Recorded data
########

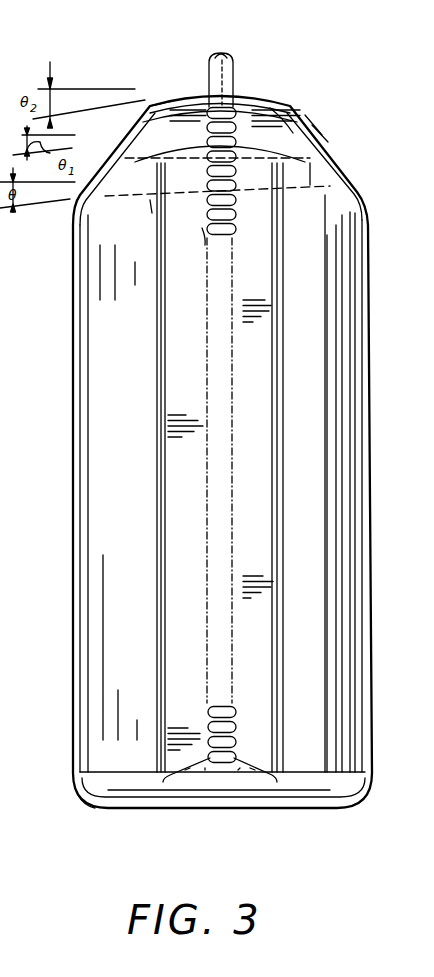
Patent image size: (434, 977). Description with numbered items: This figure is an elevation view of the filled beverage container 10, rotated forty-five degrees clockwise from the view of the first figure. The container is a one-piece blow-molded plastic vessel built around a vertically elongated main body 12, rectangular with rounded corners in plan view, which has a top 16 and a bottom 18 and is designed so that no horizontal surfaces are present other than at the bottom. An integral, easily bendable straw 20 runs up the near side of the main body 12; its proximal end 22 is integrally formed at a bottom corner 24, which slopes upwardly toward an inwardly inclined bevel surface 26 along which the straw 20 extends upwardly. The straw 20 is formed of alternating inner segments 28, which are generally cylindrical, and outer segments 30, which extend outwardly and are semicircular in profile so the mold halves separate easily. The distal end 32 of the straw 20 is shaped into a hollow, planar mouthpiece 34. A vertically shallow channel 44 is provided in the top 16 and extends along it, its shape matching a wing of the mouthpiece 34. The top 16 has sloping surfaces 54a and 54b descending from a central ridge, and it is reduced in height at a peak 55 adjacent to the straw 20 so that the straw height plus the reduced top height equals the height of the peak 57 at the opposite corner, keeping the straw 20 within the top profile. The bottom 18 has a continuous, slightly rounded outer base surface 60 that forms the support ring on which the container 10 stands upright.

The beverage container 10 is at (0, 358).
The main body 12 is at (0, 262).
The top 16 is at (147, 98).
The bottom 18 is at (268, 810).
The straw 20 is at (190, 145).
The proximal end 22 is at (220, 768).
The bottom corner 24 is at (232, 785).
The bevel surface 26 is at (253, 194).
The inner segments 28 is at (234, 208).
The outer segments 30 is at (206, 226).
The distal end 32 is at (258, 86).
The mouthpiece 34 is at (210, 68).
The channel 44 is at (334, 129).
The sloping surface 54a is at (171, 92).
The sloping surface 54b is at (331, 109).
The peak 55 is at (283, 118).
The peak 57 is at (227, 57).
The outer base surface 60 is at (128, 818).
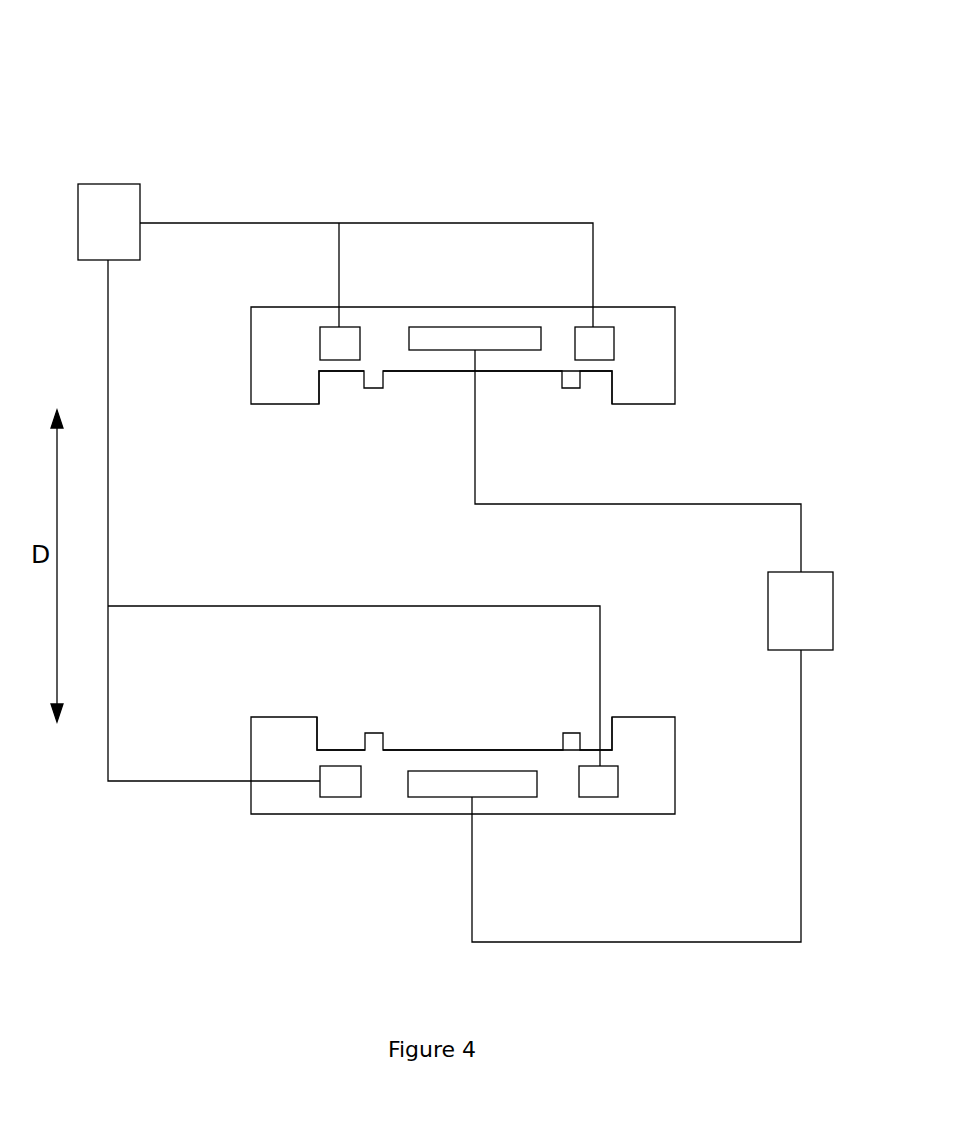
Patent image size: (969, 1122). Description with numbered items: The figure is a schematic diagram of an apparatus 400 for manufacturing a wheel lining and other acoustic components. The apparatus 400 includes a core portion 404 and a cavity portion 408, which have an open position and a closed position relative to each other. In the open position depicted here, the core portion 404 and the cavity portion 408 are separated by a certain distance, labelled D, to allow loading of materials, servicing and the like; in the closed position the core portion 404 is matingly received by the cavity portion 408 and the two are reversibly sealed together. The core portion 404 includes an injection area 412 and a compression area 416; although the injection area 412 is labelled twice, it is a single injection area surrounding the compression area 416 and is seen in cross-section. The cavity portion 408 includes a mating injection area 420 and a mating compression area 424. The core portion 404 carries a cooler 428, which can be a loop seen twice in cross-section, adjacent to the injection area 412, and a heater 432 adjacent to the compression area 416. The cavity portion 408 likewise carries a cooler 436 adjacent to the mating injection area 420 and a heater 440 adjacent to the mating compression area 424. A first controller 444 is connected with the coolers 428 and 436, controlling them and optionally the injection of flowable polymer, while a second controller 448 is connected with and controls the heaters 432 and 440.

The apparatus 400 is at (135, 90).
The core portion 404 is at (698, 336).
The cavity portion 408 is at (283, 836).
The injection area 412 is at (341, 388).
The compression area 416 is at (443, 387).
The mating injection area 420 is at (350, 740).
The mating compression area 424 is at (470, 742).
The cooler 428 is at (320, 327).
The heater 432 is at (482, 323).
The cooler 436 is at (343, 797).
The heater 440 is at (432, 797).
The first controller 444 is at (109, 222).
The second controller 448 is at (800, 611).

########

YOUR GOAL:
Output every line of the records above as a Markdown table with two columns, Row and Line, numbering the rows in order and skipping blank lines. Leave the pictures out of the answer.

WRITTEN ANSWER:
| Row | Line |
|---|---|
| 1 | Patent image size: (434, 977). Description with numbered items: This figure is an elevation view of the filled beverage container 10, rotated forty-five degrees clockwise from the view of the first figure. The container is a one-piece blow-molded plastic vessel built around a vertically elongated main body 12, rectangular with rounded corners in plan view, which has a top 16 and a bottom 18 and is designed so that no horizontal surfaces are present other than at the bottom. An integral, easily bendable straw 20 runs up the near side of the main body 12; its proximal end 22 is integrally formed at a bottom corner 24, which slopes upwardly toward an inwardly inclined bevel surface 26 along which the straw 20 extends upwardly. The straw 20 is formed of alternating inner segments 28, which are generally cylindrical, and outer segments 30, which extend outwardly and are semicircular in profile so the mold halves separate easily. The distal end 32 of the straw 20 is shaped into a hollow, planar mouthpiece 34. A vertically shallow channel 44 is provided in the top 16 and extends along it, its shape matching a wing of the mouthpiece 34. The top 16 has sloping surfaces 54a and 54b descending from a central ridge, and it is reduced in height at a peak 55 adjacent to the straw 20 so that the straw height plus the reduced top height equals the height of the peak 57 at the opposite corner, keeping the straw 20 within the top profile. The bottom 18 has a continuous, slightly rounded outer base surface 60 that forms the support ring on which the container 10 stands upright. |
| 2 | The beverage container 10 is at (0, 358). |
| 3 | The main body 12 is at (0, 262). |
| 4 | The top 16 is at (147, 98). |
| 5 | The bottom 18 is at (268, 810). |
| 6 | The straw 20 is at (190, 145). |
| 7 | The proximal end 22 is at (220, 768). |
| 8 | The bottom corner 24 is at (232, 785). |
| 9 | The bevel surface 26 is at (253, 194). |
| 10 | The inner segments 28 is at (234, 208). |
| 11 | The outer segments 30 is at (206, 226). |
| 12 | The distal end 32 is at (258, 86). |
| 13 | The mouthpiece 34 is at (210, 68). |
| 14 | The channel 44 is at (334, 129). |
| 15 | The sloping surface 54a is at (171, 92). |
| 16 | The sloping surface 54b is at (331, 109). |
| 17 | The peak 55 is at (283, 118). |
| 18 | The peak 57 is at (227, 57). |
| 19 | The outer base surface 60 is at (128, 818). |
| 20 | Patent image size: (969, 1122). Description with numbered items: The figure is a schematic diagram of an apparatus 400 for manufacturing a wheel lining and other acoustic components. The apparatus 400 includes a core portion 404 and a cavity portion 408, which have an open position and a closed position relative to each other. In the open position depicted here, the core portion 404 and the cavity portion 408 are separated by a certain distance, labelled D, to allow loading of materials, servicing and the like; in the closed position the core portion 404 is matingly received by the cavity portion 408 and the two are reversibly sealed together. The core portion 404 includes an injection area 412 and a compression area 416; although the injection area 412 is labelled twice, it is a single injection area surrounding the compression area 416 and is seen in cross-section. The cavity portion 408 includes a mating injection area 420 and a mating compression area 424. The core portion 404 carries a cooler 428, which can be a loop seen twice in cross-section, adjacent to the injection area 412, and a heater 432 adjacent to the compression area 416. The cavity portion 408 likewise carries a cooler 436 adjacent to the mating injection area 420 and a heater 440 adjacent to the mating compression area 424. A first controller 444 is connected with the coolers 428 and 436, controlling them and optionally the injection of flowable polymer, while a second controller 448 is connected with and controls the heaters 432 and 440. |
| 21 | The apparatus 400 is at (135, 90). |
| 22 | The core portion 404 is at (698, 336). |
| 23 | The cavity portion 408 is at (283, 836). |
| 24 | The injection area 412 is at (341, 388). |
| 25 | The compression area 416 is at (443, 387). |
| 26 | The mating injection area 420 is at (350, 740). |
| 27 | The mating compression area 424 is at (470, 742). |
| 28 | The cooler 428 is at (320, 327). |
| 29 | The heater 432 is at (482, 323). |
| 30 | The cooler 436 is at (343, 797). |
| 31 | The heater 440 is at (432, 797). |
| 32 | The first controller 444 is at (109, 222). |
| 33 | The second controller 448 is at (800, 611). |